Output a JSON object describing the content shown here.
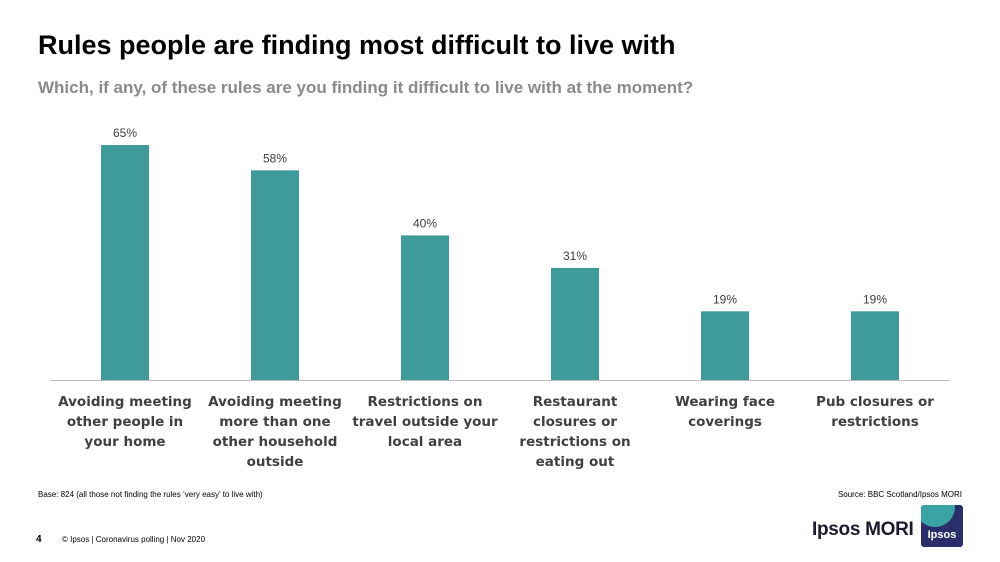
{
  "slide": {
    "title": "Rules people are finding most difficult to live with",
    "subtitle": "Which, if any, of these rules are you finding it difficult to live with at the moment?",
    "base_note": "Base: 824  (all those not finding the rules ‘very easy’ to live with)",
    "source_note": "Source: BBC Scotland/Ipsos MORI",
    "page_number": "4",
    "footer_text": "© Ipsos | Coronavirus polling | Nov 2020",
    "brand_text": "Ipsos MORI",
    "logo_text": "Ipsos"
  },
  "colors": {
    "bar": "#3f9a9a",
    "axis": "#bfbfbf",
    "label": "#404040"
  },
  "chart_data": {
    "type": "bar",
    "categories": [
      "Avoiding meeting other people in your home",
      "Avoiding meeting more than one other household outside",
      "Restrictions on travel outside your local area",
      "Restaurant closures or restrictions on eating out",
      "Wearing face coverings",
      "Pub closures or restrictions"
    ],
    "values": [
      65,
      58,
      40,
      31,
      19,
      19
    ],
    "data_labels": [
      "65%",
      "58%",
      "40%",
      "31%",
      "19%",
      "19%"
    ],
    "title": "Rules people are finding most difficult to live with",
    "subtitle": "Which, if any, of these rules are you finding it difficult to live with at the moment?",
    "xlabel": "",
    "ylabel": "",
    "ylim": [
      0,
      65
    ],
    "grid": false,
    "legend": "none"
  }
}
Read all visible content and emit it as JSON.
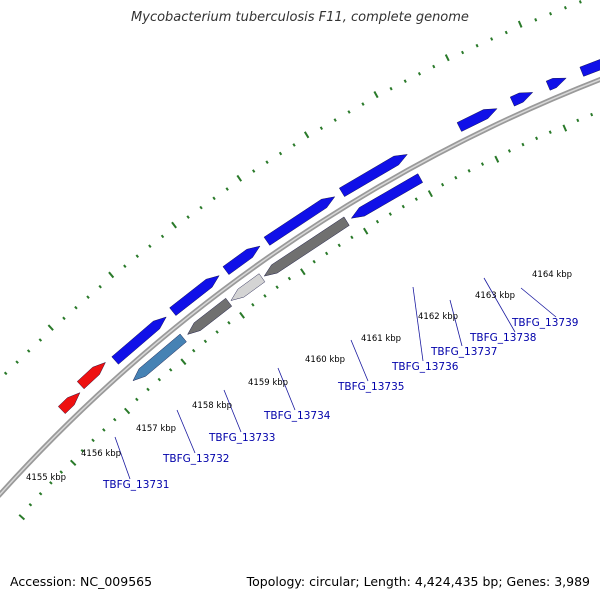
{
  "title": "Mycobacterium tuberculosis F11, complete genome",
  "footer": {
    "accession": "Accession: NC_009565",
    "summary": "Topology: circular; Length: 4,424,435 bp; Genes: 3,989"
  },
  "colors": {
    "forward_gene": "#1010e8",
    "reverse_gene": "#4682b4",
    "selected_gene": "#707070",
    "light_gene": "#d4d4d4",
    "other_feature": "#ee1111",
    "tick": "#2a7a2a",
    "backbone": "#9a9a9a",
    "gene_label": "#0000aa"
  },
  "kbp_labels": [
    "4155 kbp",
    "4156 kbp",
    "4157 kbp",
    "4158 kbp",
    "4159 kbp",
    "4160 kbp",
    "4161 kbp",
    "4162 kbp",
    "4163 kbp",
    "4164 kbp"
  ],
  "gene_labels": [
    "TBFG_13731",
    "TBFG_13732",
    "TBFG_13733",
    "TBFG_13734",
    "TBFG_13735",
    "TBFG_13736",
    "TBFG_13737",
    "TBFG_13738",
    "TBFG_13739"
  ]
}
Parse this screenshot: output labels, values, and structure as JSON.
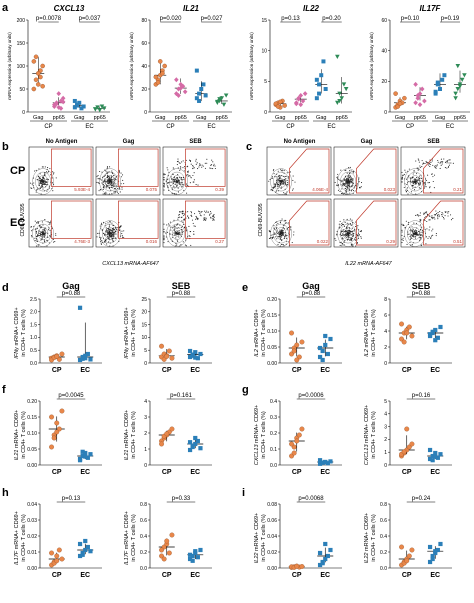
{
  "colors": {
    "cp": "#e8874a",
    "cp_dark": "#c96d3a",
    "ec": "#2b7fb8",
    "pink": "#d56ba6",
    "green": "#2e8b57",
    "gate": "#c0392b"
  },
  "panel_a": {
    "letter": "a",
    "ylabel": "mRNA expression (arbitrary units)",
    "groups": [
      "CP",
      "EC"
    ],
    "xcats": [
      "Gag",
      "pp65",
      "Gag",
      "pp65"
    ],
    "plots": [
      {
        "gene": "CXCL13",
        "p1": "p=0.0078",
        "p2": "p=0.037",
        "yticks": [
          "0",
          "50",
          "100",
          "150",
          "200"
        ],
        "series": [
          [
            0.25,
            0.35,
            0.3,
            0.45,
            0.5,
            0.55,
            0.6,
            0.42,
            0.38,
            0.28
          ],
          [
            0.08,
            0.1,
            0.05,
            0.12,
            0.15,
            0.06,
            0.09,
            0.2,
            0.04,
            0.11
          ],
          [
            0.05,
            0.08,
            0.1,
            0.04,
            0.06,
            0.12,
            0.07
          ],
          [
            0.03,
            0.05,
            0.02,
            0.06,
            0.04,
            0.03
          ]
        ]
      },
      {
        "gene": "IL21",
        "p1": "p=0.020",
        "p2": "p=0.027",
        "yticks": [
          "0",
          "20",
          "40",
          "60",
          "80"
        ],
        "series": [
          [
            0.3,
            0.35,
            0.4,
            0.45,
            0.5,
            0.38,
            0.32,
            0.55,
            0.42
          ],
          [
            0.2,
            0.25,
            0.3,
            0.28,
            0.22,
            0.35,
            0.18,
            0.26
          ],
          [
            0.15,
            0.2,
            0.25,
            0.3,
            0.18,
            0.45,
            0.12
          ],
          [
            0.1,
            0.12,
            0.15,
            0.08,
            0.18,
            0.11,
            0.14
          ]
        ]
      },
      {
        "gene": "IL22",
        "p1": "p=0.13",
        "p2": "p=0.20",
        "yticks": [
          "0",
          "5",
          "10",
          "15"
        ],
        "series": [
          [
            0.08,
            0.1,
            0.05,
            0.12,
            0.07,
            0.09,
            0.06,
            0.11
          ],
          [
            0.1,
            0.15,
            0.08,
            0.12,
            0.2,
            0.09,
            0.14,
            0.18
          ],
          [
            0.15,
            0.3,
            0.4,
            0.55,
            0.25,
            0.35,
            0.2
          ],
          [
            0.1,
            0.2,
            0.15,
            0.3,
            0.25,
            0.6,
            0.12
          ]
        ]
      },
      {
        "gene": "IL17F",
        "p1": "p=0.10",
        "p2": "p=0.19",
        "yticks": [
          "0",
          "20",
          "40",
          "60"
        ],
        "series": [
          [
            0.05,
            0.08,
            0.12,
            0.1,
            0.15,
            0.2,
            0.06,
            0.09
          ],
          [
            0.1,
            0.15,
            0.2,
            0.25,
            0.12,
            0.3,
            0.18,
            0.08
          ],
          [
            0.2,
            0.3,
            0.25,
            0.35,
            0.4,
            0.22,
            0.32
          ],
          [
            0.15,
            0.25,
            0.3,
            0.35,
            0.4,
            0.2,
            0.5,
            0.28
          ]
        ]
      }
    ]
  },
  "panel_b": {
    "letter": "b",
    "cols": [
      "No Antigen",
      "Gag",
      "SEB"
    ],
    "rows": [
      "CP",
      "EC"
    ],
    "values": [
      [
        "5.93E-4",
        "0.075",
        "0.39"
      ],
      [
        "4.76E-3",
        "0.016",
        "0.27"
      ]
    ],
    "ylabel": "CD69-BUV395",
    "xlabel": "CXCL13 mRNA-AF647"
  },
  "panel_c": {
    "letter": "c",
    "cols": [
      "No Antigen",
      "Gag",
      "SEB"
    ],
    "values": [
      [
        "4.06E-4",
        "0.023",
        "0.21"
      ],
      [
        "0.022",
        "0.29",
        "0.51"
      ]
    ],
    "ylabel": "CD69-BUV395",
    "xlabel": "IL22 mRNA-AF647"
  },
  "bottom": [
    {
      "letter": "d",
      "ylabel_gene": "IFNγ",
      "ylabel_rest": " mRNA+ CD69+",
      "ylabel2": "in CD4+ T cells (%)",
      "left": {
        "title": "Gag",
        "p": "p=0.88",
        "yticks": [
          "0.0",
          "0.5",
          "1.0",
          "1.5",
          "2.0",
          "2.5"
        ],
        "cp": [
          0.08,
          0.1,
          0.12,
          0.06,
          0.15,
          0.05,
          0.09,
          0.11
        ],
        "ec": [
          0.05,
          0.1,
          0.08,
          0.15,
          0.06,
          0.92,
          0.07,
          0.12
        ]
      },
      "right": {
        "title": "SEB",
        "p": "p=0.88",
        "yticks": [
          "0",
          "5",
          "10",
          "15",
          "20",
          "25"
        ],
        "cp": [
          0.1,
          0.15,
          0.12,
          0.2,
          0.08,
          0.28,
          0.06,
          0.11
        ],
        "ec": [
          0.1,
          0.12,
          0.18,
          0.08,
          0.15,
          0.2,
          0.14,
          0.09
        ]
      }
    },
    {
      "letter": "e",
      "ylabel_gene": "IL2",
      "ylabel_rest": " mRNA+ CD69+",
      "ylabel2": "in CD4+ T cells (%)",
      "left": {
        "title": "Gag",
        "p": "p=0.88",
        "yticks": [
          "0.00",
          "0.05",
          "0.10",
          "0.15",
          "0.20"
        ],
        "cp": [
          0.15,
          0.25,
          0.3,
          0.1,
          0.35,
          0.5,
          0.2,
          0.05
        ],
        "ec": [
          0.1,
          0.2,
          0.3,
          0.15,
          0.4,
          0.25,
          0.05,
          0.45
        ]
      },
      "right": {
        "title": "SEB",
        "p": "p=0.88",
        "yticks": [
          "0",
          "2",
          "4",
          "6",
          "8"
        ],
        "cp": [
          0.4,
          0.5,
          0.55,
          0.6,
          0.45,
          0.65,
          0.35,
          0.5
        ],
        "ec": [
          0.45,
          0.5,
          0.55,
          0.42,
          0.6,
          0.48,
          0.52,
          0.38
        ]
      }
    },
    {
      "letter": "f",
      "ylabel_gene": "IL21",
      "ylabel_rest": " mRNA+ CD69+",
      "ylabel2": "in CD4+ T cells (%)",
      "left": {
        "title": "",
        "p": "p=0.0045",
        "yticks": [
          "0.00",
          "0.05",
          "0.10",
          "0.15",
          "0.20"
        ],
        "cp": [
          0.3,
          0.5,
          0.7,
          0.6,
          0.9,
          0.8,
          0.45,
          0.55
        ],
        "ec": [
          0.1,
          0.15,
          0.2,
          0.12,
          0.18,
          0.08,
          0.22,
          0.14
        ]
      },
      "right": {
        "title": "",
        "p": "p=0.161",
        "yticks": [
          "0",
          "1",
          "2",
          "3",
          "4"
        ],
        "cp": [
          0.4,
          0.45,
          0.5,
          0.55,
          0.6,
          0.35,
          0.48,
          0.52
        ],
        "ec": [
          0.25,
          0.3,
          0.35,
          0.4,
          0.28,
          0.38,
          0.32,
          0.45
        ]
      }
    },
    {
      "letter": "g",
      "ylabel_gene": "CXCL13",
      "ylabel_rest": " mRNA+ CD69+",
      "ylabel2": "in CD4+ T cells (%)",
      "left": {
        "title": "",
        "p": "p=0.0006",
        "yticks": [
          "0.0",
          "0.1",
          "0.2",
          "0.3",
          "0.4"
        ],
        "cp": [
          0.15,
          0.3,
          0.45,
          0.5,
          0.6,
          0.35,
          0.2,
          0.4
        ],
        "ec": [
          0.02,
          0.04,
          0.05,
          0.03,
          0.06,
          0.08,
          0.04,
          0.05
        ]
      },
      "right": {
        "title": "",
        "p": "p=0.16",
        "yticks": [
          "0",
          "1",
          "2",
          "3",
          "4",
          "5"
        ],
        "cp": [
          0.15,
          0.2,
          0.25,
          0.3,
          0.35,
          0.18,
          0.22,
          0.6
        ],
        "ec": [
          0.1,
          0.15,
          0.2,
          0.12,
          0.18,
          0.25,
          0.08,
          0.14
        ]
      }
    },
    {
      "letter": "h",
      "ylabel_gene": "IL17F",
      "ylabel_rest": " mRNA+ CD69+",
      "ylabel2": "in CD4+ T cells (%)",
      "left": {
        "title": "",
        "p": "p=0.13",
        "yticks": [
          "0.00",
          "0.01",
          "0.02",
          "0.03",
          "0.04"
        ],
        "cp": [
          0.05,
          0.1,
          0.2,
          0.3,
          0.15,
          0.25,
          0.08,
          0.12
        ],
        "ec": [
          0.2,
          0.25,
          0.3,
          0.35,
          0.28,
          0.4,
          0.22,
          0.45
        ]
      },
      "right": {
        "title": "",
        "p": "p=0.33",
        "yticks": [
          "0.0",
          "0.2",
          "0.4",
          "0.6",
          "0.8"
        ],
        "cp": [
          0.2,
          0.35,
          0.4,
          0.25,
          0.55,
          0.3,
          0.15,
          0.45
        ],
        "ec": [
          0.15,
          0.2,
          0.25,
          0.18,
          0.3,
          0.22,
          0.12,
          0.28
        ]
      }
    },
    {
      "letter": "i",
      "ylabel_gene": "IL22",
      "ylabel_rest": " mRNA+ CD69+",
      "ylabel2": "in CD4+ T cells (%)",
      "left": {
        "title": "",
        "p": "p=0.0068",
        "yticks": [
          "0.00",
          "0.02",
          "0.04",
          "0.06",
          "0.08"
        ],
        "cp": [
          0.01,
          0.02,
          0.03,
          0.015,
          0.025,
          0.02,
          0.01,
          0.03
        ],
        "ec": [
          0.05,
          0.1,
          0.15,
          0.2,
          0.3,
          0.25,
          0.08,
          0.4
        ]
      },
      "right": {
        "title": "",
        "p": "p=0.24",
        "yticks": [
          "0.0",
          "0.2",
          "0.4",
          "0.6",
          "0.8"
        ],
        "cp": [
          0.05,
          0.1,
          0.15,
          0.2,
          0.3,
          0.35,
          0.08,
          0.12
        ],
        "ec": [
          0.1,
          0.2,
          0.25,
          0.3,
          0.4,
          0.35,
          0.15,
          0.28
        ]
      }
    }
  ],
  "bottom_xcats": [
    "CP",
    "EC"
  ]
}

----

• _Task goal_: Your task is to find each line in the entries that contains the string "JSON" and copy it.

• _Written answer_:
Output a JSON object describing the content shown here.
Read all visible content and emit it as JSON.
Parse this screenshot: output labels, values, and structure as JSON.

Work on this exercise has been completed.